# REQUIREMENTS
Pick out the lines below that include the string "values".

━━━━━ PROVIDED MATERIAL ━━━━━

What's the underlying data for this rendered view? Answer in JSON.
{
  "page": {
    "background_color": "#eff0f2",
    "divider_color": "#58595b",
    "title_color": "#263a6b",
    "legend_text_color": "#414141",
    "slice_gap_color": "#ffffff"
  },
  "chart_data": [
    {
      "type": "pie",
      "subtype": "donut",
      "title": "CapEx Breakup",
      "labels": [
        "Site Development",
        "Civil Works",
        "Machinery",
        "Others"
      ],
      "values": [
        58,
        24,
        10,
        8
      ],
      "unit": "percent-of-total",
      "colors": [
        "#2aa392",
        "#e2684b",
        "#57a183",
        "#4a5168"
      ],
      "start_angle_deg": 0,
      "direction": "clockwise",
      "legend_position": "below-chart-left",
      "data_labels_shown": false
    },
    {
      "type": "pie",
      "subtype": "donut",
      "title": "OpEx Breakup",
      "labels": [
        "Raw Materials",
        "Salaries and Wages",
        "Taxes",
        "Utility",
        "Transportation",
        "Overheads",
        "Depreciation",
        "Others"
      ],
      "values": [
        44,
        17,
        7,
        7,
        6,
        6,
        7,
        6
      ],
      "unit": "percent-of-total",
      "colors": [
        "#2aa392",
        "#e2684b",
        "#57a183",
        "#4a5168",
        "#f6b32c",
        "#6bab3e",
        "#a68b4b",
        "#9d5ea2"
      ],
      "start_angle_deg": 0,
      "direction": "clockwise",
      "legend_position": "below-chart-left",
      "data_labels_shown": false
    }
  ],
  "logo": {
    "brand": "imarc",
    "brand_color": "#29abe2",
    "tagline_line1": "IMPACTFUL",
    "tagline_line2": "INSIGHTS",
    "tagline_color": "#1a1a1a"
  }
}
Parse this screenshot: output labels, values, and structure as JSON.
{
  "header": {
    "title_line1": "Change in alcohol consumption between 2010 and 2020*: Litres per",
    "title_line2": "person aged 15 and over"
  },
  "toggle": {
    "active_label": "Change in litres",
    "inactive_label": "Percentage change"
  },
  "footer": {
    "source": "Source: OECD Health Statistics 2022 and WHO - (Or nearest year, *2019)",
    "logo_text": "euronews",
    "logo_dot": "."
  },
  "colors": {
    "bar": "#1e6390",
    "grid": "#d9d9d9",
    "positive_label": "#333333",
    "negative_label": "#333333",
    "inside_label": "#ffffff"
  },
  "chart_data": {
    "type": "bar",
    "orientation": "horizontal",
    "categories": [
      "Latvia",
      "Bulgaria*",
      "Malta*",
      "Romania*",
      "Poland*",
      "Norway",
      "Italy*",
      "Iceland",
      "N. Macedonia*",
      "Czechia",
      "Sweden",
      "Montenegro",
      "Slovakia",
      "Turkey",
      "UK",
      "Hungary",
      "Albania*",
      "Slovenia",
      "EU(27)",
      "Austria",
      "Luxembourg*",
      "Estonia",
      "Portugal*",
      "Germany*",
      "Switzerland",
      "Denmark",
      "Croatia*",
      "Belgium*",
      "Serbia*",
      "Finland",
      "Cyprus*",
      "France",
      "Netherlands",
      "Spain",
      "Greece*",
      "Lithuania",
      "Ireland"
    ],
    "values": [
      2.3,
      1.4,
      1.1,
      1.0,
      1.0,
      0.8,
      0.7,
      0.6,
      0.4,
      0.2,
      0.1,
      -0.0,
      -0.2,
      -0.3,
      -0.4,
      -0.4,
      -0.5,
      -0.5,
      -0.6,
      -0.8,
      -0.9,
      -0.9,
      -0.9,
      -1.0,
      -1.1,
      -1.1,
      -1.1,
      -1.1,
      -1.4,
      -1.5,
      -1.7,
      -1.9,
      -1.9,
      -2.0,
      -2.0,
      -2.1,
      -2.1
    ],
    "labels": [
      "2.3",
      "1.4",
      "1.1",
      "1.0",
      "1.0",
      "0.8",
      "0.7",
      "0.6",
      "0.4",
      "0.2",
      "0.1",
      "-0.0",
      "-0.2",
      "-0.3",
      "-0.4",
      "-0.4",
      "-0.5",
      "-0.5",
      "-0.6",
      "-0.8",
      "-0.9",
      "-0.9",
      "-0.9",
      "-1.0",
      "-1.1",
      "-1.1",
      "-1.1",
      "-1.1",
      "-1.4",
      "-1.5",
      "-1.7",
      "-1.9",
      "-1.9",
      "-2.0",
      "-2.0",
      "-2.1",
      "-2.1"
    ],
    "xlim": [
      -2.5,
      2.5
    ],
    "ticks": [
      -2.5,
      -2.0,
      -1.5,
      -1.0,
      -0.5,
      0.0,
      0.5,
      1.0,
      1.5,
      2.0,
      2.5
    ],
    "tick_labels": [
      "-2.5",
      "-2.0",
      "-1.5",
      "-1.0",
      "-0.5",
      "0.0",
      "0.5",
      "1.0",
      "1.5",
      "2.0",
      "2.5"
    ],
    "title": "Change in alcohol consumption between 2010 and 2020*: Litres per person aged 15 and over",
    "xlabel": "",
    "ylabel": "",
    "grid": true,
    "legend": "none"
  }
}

━━━━━

# RIGHT ANSWER
      "values": [
      "values": [
Parse this screenshot: output labels, values, and structure as JSON.
    "values": [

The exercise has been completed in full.